Stored dataset items:
^^^^^^^^
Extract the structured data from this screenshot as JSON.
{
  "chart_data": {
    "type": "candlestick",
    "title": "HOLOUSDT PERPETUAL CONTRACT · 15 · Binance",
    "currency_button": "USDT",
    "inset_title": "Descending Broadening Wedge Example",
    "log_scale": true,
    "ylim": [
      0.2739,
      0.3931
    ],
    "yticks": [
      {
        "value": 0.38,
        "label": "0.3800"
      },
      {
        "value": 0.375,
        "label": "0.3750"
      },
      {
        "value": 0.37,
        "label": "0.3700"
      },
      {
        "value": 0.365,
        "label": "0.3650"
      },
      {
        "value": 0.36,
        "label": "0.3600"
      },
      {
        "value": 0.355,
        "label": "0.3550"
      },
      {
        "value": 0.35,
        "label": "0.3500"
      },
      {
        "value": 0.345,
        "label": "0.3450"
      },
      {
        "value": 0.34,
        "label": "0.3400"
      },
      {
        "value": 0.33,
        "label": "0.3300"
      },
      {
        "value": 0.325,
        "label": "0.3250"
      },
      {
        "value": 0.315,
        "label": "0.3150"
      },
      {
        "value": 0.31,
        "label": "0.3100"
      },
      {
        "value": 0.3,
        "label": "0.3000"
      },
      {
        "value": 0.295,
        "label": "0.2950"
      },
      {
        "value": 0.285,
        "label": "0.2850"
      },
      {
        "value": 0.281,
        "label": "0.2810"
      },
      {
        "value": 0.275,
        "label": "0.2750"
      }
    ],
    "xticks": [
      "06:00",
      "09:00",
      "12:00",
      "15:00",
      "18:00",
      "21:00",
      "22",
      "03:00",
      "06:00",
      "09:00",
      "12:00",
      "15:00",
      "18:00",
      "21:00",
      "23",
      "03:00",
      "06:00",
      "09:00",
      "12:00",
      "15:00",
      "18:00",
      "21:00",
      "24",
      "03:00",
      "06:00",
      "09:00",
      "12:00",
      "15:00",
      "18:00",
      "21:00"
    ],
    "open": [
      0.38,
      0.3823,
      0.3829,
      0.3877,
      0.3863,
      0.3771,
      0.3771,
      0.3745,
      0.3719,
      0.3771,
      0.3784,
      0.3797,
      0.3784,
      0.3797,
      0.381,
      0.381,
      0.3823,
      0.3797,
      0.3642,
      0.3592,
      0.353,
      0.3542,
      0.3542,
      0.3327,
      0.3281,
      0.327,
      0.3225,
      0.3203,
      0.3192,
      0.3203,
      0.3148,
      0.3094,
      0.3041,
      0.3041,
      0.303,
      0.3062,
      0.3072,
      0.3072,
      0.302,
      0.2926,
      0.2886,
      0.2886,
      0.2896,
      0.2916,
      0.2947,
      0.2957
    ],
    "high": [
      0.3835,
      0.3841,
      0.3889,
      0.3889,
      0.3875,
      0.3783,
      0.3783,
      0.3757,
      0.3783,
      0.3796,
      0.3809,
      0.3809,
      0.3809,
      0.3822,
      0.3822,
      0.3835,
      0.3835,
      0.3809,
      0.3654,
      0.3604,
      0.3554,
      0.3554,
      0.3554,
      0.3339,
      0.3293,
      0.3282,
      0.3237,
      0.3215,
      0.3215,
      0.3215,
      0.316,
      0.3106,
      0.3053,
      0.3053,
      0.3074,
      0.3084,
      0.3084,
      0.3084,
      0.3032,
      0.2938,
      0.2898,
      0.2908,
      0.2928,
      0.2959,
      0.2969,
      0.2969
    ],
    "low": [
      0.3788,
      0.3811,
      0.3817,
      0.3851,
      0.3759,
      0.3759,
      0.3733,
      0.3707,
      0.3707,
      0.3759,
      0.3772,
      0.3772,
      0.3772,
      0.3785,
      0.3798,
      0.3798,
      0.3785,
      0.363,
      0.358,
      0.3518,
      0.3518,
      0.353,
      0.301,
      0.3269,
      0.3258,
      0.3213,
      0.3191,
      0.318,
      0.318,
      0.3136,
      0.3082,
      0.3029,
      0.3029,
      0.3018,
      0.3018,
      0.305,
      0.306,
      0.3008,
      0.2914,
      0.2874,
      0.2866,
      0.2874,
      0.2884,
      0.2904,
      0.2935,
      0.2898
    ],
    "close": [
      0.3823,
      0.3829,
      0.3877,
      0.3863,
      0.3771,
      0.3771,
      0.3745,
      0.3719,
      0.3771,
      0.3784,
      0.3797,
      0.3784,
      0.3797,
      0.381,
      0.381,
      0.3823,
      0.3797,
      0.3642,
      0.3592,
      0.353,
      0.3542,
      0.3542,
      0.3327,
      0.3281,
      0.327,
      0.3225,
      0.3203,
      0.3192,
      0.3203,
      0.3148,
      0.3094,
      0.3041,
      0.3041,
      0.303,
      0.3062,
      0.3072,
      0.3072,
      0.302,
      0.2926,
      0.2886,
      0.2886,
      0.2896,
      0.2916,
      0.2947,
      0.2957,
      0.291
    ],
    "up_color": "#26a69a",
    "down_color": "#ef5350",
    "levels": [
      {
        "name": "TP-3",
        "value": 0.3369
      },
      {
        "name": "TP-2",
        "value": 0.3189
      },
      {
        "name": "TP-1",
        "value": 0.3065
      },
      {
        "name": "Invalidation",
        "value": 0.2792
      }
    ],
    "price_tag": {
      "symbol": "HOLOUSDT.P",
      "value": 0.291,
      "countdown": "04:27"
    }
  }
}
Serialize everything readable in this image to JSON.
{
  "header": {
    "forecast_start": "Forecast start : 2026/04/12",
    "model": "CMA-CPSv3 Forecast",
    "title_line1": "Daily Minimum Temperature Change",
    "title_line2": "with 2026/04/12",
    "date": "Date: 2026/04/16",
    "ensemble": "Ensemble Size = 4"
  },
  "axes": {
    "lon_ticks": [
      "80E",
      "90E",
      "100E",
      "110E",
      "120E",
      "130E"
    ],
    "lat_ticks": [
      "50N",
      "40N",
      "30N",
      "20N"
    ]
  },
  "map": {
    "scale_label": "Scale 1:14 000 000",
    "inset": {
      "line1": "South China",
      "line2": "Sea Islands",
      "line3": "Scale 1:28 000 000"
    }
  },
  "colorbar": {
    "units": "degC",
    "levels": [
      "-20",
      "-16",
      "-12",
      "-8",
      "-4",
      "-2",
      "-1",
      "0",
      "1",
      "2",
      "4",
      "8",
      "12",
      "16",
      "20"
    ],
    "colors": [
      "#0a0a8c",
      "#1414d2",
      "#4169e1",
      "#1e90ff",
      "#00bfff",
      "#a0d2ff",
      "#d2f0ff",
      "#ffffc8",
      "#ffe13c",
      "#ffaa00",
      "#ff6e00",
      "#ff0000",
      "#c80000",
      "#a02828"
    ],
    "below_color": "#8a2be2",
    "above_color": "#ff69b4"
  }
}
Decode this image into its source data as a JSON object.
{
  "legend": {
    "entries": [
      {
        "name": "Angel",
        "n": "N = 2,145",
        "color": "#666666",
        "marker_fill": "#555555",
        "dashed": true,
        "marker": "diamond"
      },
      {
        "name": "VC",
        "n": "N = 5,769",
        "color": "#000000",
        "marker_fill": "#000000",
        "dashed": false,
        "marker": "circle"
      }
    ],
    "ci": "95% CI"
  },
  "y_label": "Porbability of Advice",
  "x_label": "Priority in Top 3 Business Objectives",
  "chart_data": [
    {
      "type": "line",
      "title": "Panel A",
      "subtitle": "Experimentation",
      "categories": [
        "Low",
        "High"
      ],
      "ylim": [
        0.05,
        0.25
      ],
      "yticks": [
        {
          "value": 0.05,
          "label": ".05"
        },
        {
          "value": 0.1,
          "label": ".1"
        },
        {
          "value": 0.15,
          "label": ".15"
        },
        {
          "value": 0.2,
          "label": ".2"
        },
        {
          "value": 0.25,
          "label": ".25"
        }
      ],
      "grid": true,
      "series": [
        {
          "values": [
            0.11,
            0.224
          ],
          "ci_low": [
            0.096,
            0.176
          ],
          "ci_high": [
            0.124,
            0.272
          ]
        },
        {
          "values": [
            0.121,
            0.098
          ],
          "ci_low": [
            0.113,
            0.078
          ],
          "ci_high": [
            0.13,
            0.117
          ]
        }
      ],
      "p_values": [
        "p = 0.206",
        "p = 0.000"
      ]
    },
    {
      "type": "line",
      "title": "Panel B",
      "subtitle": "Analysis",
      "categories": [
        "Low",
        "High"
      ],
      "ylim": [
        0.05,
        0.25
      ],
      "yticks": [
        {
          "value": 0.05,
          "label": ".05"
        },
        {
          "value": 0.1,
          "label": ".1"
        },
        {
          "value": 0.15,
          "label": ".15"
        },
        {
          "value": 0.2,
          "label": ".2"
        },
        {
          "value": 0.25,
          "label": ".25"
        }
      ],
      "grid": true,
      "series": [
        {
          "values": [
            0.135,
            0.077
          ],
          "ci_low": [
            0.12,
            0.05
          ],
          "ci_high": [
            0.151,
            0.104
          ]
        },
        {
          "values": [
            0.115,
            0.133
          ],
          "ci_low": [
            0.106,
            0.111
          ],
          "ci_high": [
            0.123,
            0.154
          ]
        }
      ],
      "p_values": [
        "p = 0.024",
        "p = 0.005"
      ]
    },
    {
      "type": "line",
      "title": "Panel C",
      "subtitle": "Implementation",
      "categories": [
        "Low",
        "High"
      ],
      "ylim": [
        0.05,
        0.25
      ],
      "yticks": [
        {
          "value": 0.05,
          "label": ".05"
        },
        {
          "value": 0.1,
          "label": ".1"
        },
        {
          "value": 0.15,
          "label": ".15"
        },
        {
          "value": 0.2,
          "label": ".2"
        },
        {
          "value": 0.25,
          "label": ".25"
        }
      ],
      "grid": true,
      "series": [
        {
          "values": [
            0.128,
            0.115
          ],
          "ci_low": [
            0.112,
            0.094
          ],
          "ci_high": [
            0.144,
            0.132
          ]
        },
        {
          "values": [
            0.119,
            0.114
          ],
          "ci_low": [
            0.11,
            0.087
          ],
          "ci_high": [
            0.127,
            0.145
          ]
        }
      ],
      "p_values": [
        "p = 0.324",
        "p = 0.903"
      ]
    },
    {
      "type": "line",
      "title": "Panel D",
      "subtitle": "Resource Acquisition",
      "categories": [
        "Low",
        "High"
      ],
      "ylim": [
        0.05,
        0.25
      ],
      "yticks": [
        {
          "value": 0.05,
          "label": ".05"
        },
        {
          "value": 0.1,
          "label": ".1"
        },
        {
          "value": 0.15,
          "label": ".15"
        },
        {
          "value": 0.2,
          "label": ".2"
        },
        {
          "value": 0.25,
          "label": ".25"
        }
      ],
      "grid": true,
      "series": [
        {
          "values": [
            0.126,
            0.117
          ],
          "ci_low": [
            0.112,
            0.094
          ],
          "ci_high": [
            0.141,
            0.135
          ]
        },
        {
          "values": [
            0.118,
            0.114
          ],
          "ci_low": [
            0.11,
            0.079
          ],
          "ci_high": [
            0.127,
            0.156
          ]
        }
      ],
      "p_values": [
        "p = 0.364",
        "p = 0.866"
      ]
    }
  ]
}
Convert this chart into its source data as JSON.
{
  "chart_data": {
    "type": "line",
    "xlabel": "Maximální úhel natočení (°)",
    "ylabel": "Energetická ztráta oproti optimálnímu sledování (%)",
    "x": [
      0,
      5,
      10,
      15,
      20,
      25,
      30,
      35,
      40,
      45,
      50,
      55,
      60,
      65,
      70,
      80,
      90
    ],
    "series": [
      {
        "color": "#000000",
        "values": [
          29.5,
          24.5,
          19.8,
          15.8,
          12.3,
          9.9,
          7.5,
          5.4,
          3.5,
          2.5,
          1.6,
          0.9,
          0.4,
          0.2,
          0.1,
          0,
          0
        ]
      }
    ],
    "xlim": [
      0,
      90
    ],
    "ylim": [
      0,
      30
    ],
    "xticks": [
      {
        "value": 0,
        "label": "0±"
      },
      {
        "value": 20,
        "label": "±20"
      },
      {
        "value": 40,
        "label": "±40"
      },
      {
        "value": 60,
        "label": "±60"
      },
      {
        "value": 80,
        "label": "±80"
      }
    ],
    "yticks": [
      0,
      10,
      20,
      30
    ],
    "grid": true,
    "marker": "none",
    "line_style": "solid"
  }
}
^^^^^^^^
**Short problem**. Scan the listing above and identify each line holding the string "into"; copy every such line.

**Result for this task**.
Decode this image into its source data as a JSON object.
Convert this chart into its source data as JSON.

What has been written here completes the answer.